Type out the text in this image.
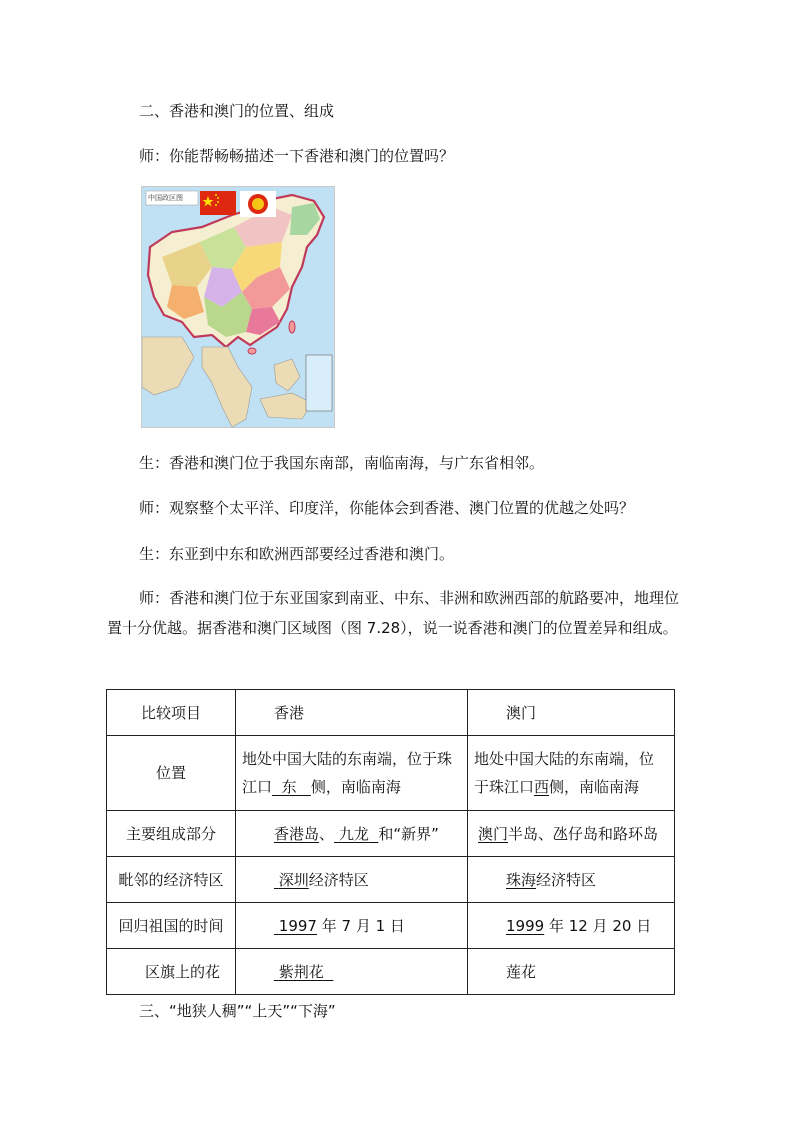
二、香港和澳门的位置、组成
师：你能帮畅畅描述一下香港和澳门的位置吗？
中国政区图
生：香港和澳门位于我国东南部，南临南海，与广东省相邻。
师：观察整个太平洋、印度洋，你能体会到香港、澳门位置的优越之处吗？
生：东亚到中东和欧洲西部要经过香港和澳门。
师：香港和澳门位于东亚国家到南亚、中东、非洲和欧洲西部的航路要冲，地理位置十分优越。据香港和澳门区域图（图 7.28），说一说香港和澳门的位置差异和组成。
比较项目	香港	澳门
位置	地处中国大陆的东南端，位于珠江口 东 侧，南临南海	地处中国大陆的东南端，位于珠江口西侧，南临南海
主要组成部分	香港岛、 九龙 和“新界”	澳门半岛、氹仔岛和路环岛
毗邻的经济特区	深圳经济特区	珠海经济特区
回归祖国的时间	1997 年 7 月 1 日	1999 年 12 月 20 日
区旗上的花	紫荆花	莲花
三、“地狭人稠”“上天”“下海”
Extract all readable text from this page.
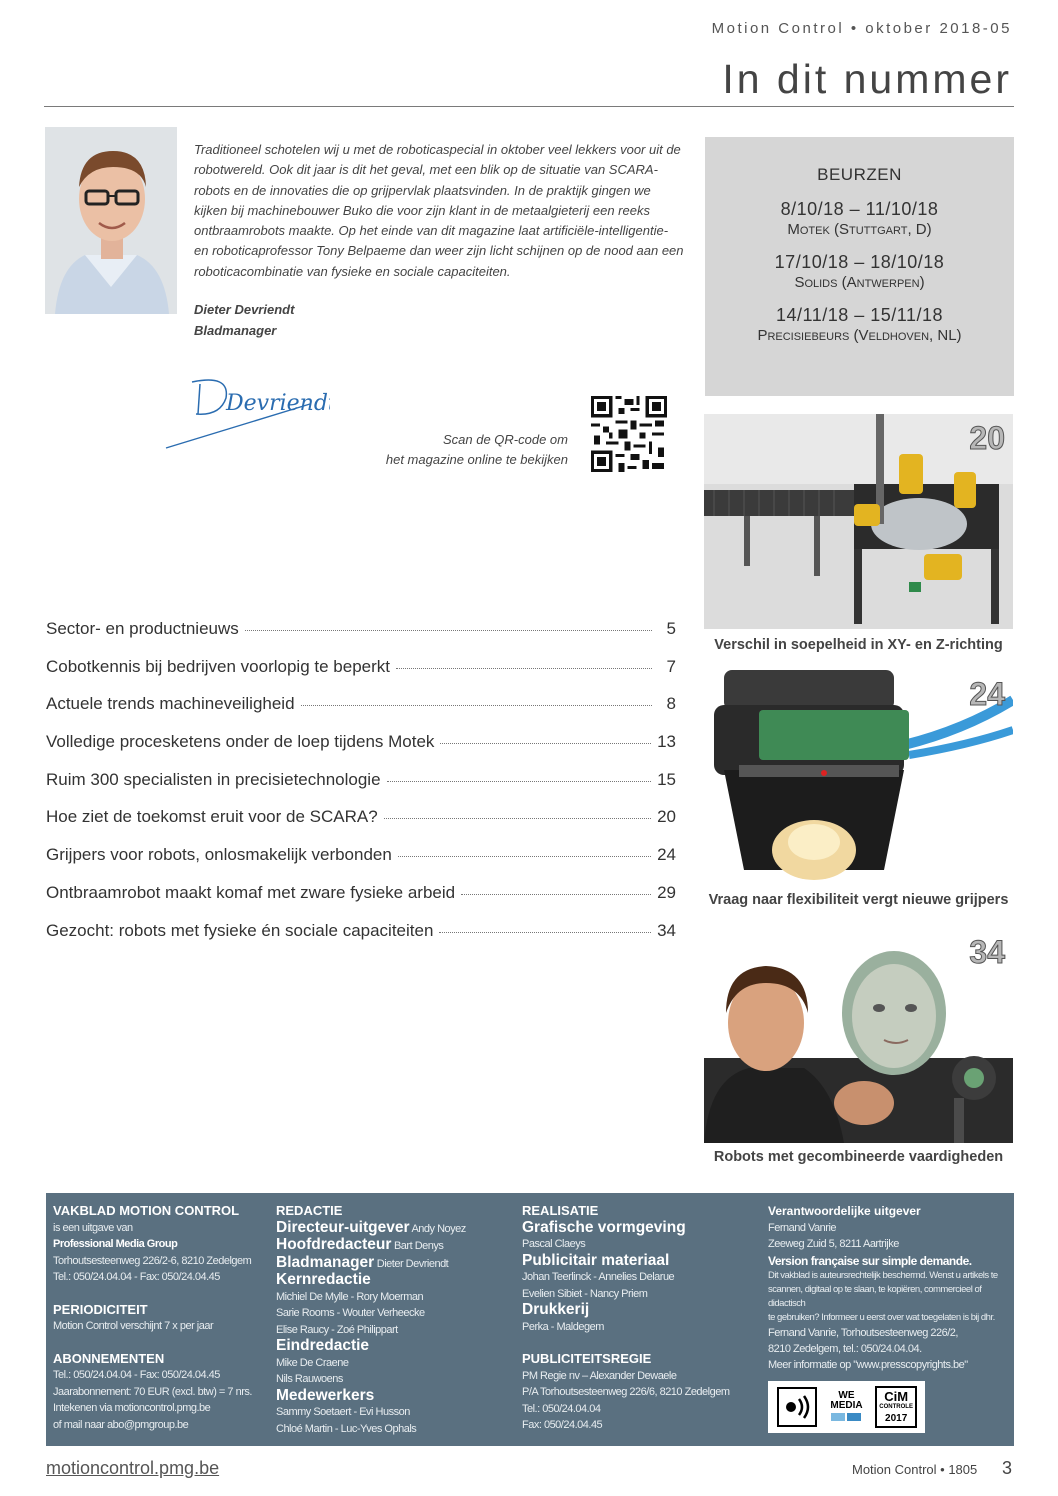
Motion Control • oktober 2018-05
In dit nummer
Traditioneel schotelen wij u met de roboticaspecial in oktober veel lekkers voor uit de robotwereld. Ook dit jaar is dit het geval, met een blik op de situatie van SCARA-robots en de innovaties die op grijpervlak plaatsvinden. In de praktijk gingen we kijken bij machinebouwer Buko die voor zijn klant in de metaalgieterij een reeks ontbraamrobots maakte. Op het einde van dit magazine laat artificiële-intelligentie- en roboticaprofessor Tony Belpaeme dan weer zijn licht schijnen op de nood aan een roboticacombinatie van fysieke en sociale capaciteiten.
Dieter Devriendt
Bladmanager
Devriendt
Scan de QR-code om
het magazine online te bekijken
BEURZEN
8/10/18 – 11/10/18
Motek (Stuttgart, D)
17/10/18 – 18/10/18
Solids (Antwerpen)
14/11/18 – 15/11/18
Precisiebeurs (Veldhoven, NL)
Sector- en productnieuws	5
Cobotkennis bij bedrijven voorlopig te beperkt	7
Actuele trends machineveiligheid	8
Volledige procesketens onder de loep tijdens Motek	13
Ruim 300 specialisten in precisietechnologie	15
Hoe ziet de toekomst eruit voor de SCARA?	20
Grijpers voor robots, onlosmakelijk verbonden	24
Ontbraamrobot maakt komaf met zware fysieke arbeid	29
Gezocht: robots met fysieke én sociale capaciteiten	34
20
Verschil in soepelheid in XY- en Z-richting
24
Vraag naar flexibiliteit vergt nieuwe grijpers
34
Robots met gecombineerde vaardigheden
VAKBLAD MOTION CONTROL
is een uitgave van
Professional Media Group
Torhoutsesteenweg 226/2-6, 8210 Zedelgem
Tel.: 050/24.04.04 - Fax: 050/24.04.45
PERIODICITEIT
Motion Control verschijnt 7 x per jaar
ABONNEMENTEN
Tel.: 050/24.04.04 - Fax: 050/24.04.45
Jaarabonnement: 70 EUR (excl. btw) = 7 nrs.
Intekenen via motioncontrol.pmg.be
of mail naar abo@pmgroup.be
REDACTIE
Directeur-uitgever Andy Noyez
Hoofdredacteur Bart Denys
Bladmanager Dieter Devriendt
Kernredactie
Michiel De Mylle - Rory Moerman
Sarie Rooms - Wouter Verheecke
Elise Raucy - Zoé Philippart
Eindredactie
Mike De Craene
Nils Rauwoens
Medewerkers
Sammy Soetaert - Evi Husson
Chloé Martin - Luc-Yves Ophals
REALISATIE
Grafische vormgeving
Pascal Claeys
Publicitair materiaal
Johan Teerlinck - Annelies Delarue
Evelien Sibiet - Nancy Priem
Drukkerij
Perka - Maldegem
PUBLICITEITSREGIE
PM Regie nv – Alexander Dewaele
P/A Torhoutsesteenweg 226/6, 8210 Zedelgem
Tel.: 050/24.04.04
Fax: 050/24.04.45
Verantwoordelijke uitgever
Fernand Vanrie
Zeeweg Zuid 5, 8211 Aartrijke
Version française sur simple demande.
Dit vakblad is auteursrechtelijk beschermd. Wenst u artikels te
scannen, digitaal op te slaan, te kopiëren, commercieel of didactisch
te gebruiken? Informeer u eerst over wat toegelaten is bij dhr.
Fernand Vanrie, Torhoutsesteenweg 226/2,
8210 Zedelgem, tel.: 050/24.04.04.
Meer informatie op "www.presscopyrights.be"
WE MEDIA
CiM
CONTROLE
2017
motioncontrol.pmg.be	Motion Control • 1805 3
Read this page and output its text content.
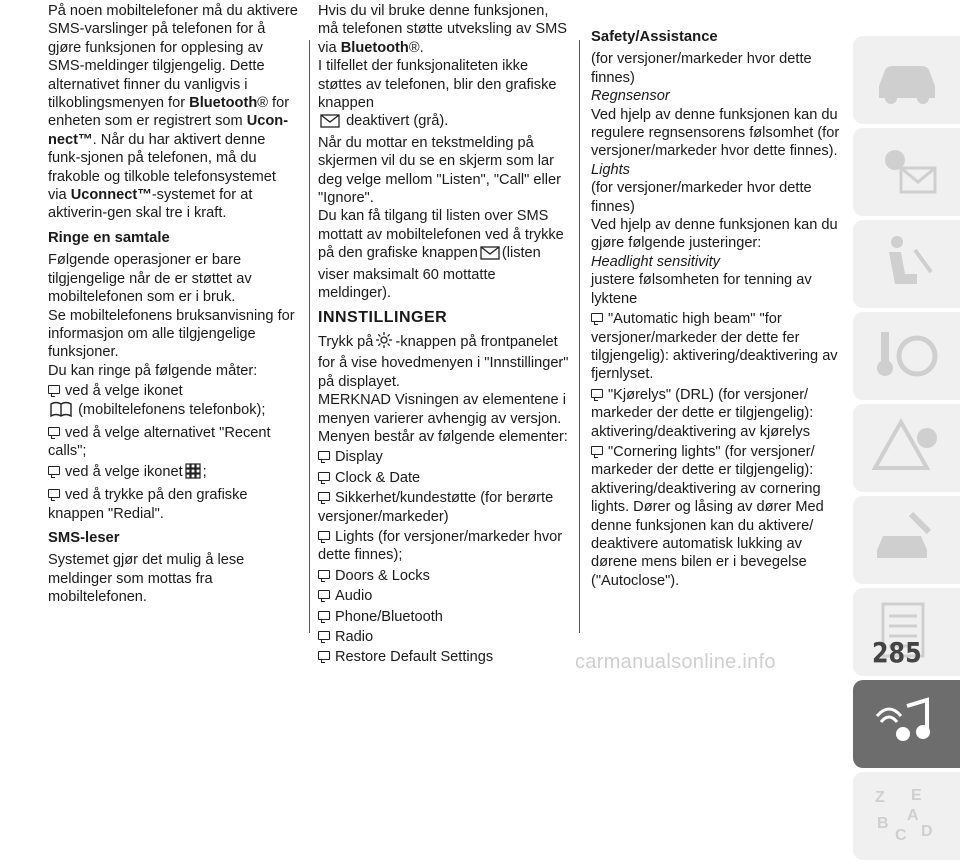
På noen mobiltelefoner må du aktivere SMS-varslinger på telefonen for å gjøre funksjonen for opplesing av SMS-meldinger tilgjengelig. Dette alternativet finner du vanligvis i tilkoblingsmenyen for Bluetooth® for enheten som er registrert som Ucon-nect™. Når du har aktivert denne funk-sjonen på telefonen, må du frakoble og tilkoble telefonsystemet via Uconnect™-systemet for at aktiverin-gen skal tre i kraft.

Ringe en samtale

Følgende operasjoner er bare tilgjengelige når de er støttet av mobiltelefonen som er i bruk.

Se mobiltelefonens bruksanvisning for informasjon om alle tilgjengelige funksjoner.

Du kan ringe på følgende måter:

ved å velge ikonet
(mobiltelefonens telefonbok);

ved å velge alternativet "Recent calls";

ved å velge ikonet ;

ved å trykke på den grafiske knappen "Redial".

SMS-leser

Systemet gjør det mulig å lese meldinger som mottas fra mobiltelefonen.

Hvis du vil bruke denne funksjonen, må telefonen støtte utveksling av SMS via Bluetooth®.

I tilfellet der funksjonaliteten ikke støttes av telefonen, blir den grafiske knappen
deaktivert (grå).

Når du mottar en tekstmelding på skjermen vil du se en skjerm som lar deg velge mellom "Listen", "Call" eller "Ignore".

Du kan få tilgang til listen over SMS mottatt av mobiltelefonen ved å trykke på den grafiske knappen (listen viser maksimalt 60 mottatte meldinger).

INNSTILLINGER

Trykk på -knappen på frontpanelet for å vise hovedmenyen i "Innstillinger" på displayet.

MERKNAD Visningen av elementene i menyen varierer avhengig av versjon.

Menyen består av følgende elementer:

Display

Clock & Date

Sikkerhet/kundestøtte (for berørte versjoner/markeder)

Lights (for versjoner/markeder hvor dette finnes);

Doors & Locks

Audio

Phone/Bluetooth

Radio

Restore Default Settings

Safety/Assistance

(for versjoner/markeder hvor dette finnes)

Regnsensor

Ved hjelp av denne funksjonen kan du regulere regnsensorens følsomhet (for versjoner/markeder hvor dette finnes).

Lights

(for versjoner/markeder hvor dette finnes)

Ved hjelp av denne funksjonen kan du gjøre følgende justeringer:

Headlight sensitivity

justere følsomheten for tenning av lyktene

"Automatic high beam" "for versjoner/markeder der dette fer tilgjengelig): aktivering/deaktivering av fjernlyset.

"Kjørelys" (DRL) (for versjoner/ markeder der dette er tilgjengelig): aktivering/deaktivering av kjørelys

"Cornering lights" (for versjoner/ markeder der dette er tilgjengelig): aktivering/deaktivering av cornering lights. Dører og låsing av dører Med denne funksjonen kan du aktivere/ deaktivere automatisk lukking av dørene mens bilen er i bevegelse ("Autoclose").

Z E
B
C
A
D
285
carmanualsonline.info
#####
• EXERCISE BRIEF
Give the number of lines that carry the word "velge", with nothing added.

• CORRECT OUTPUT
4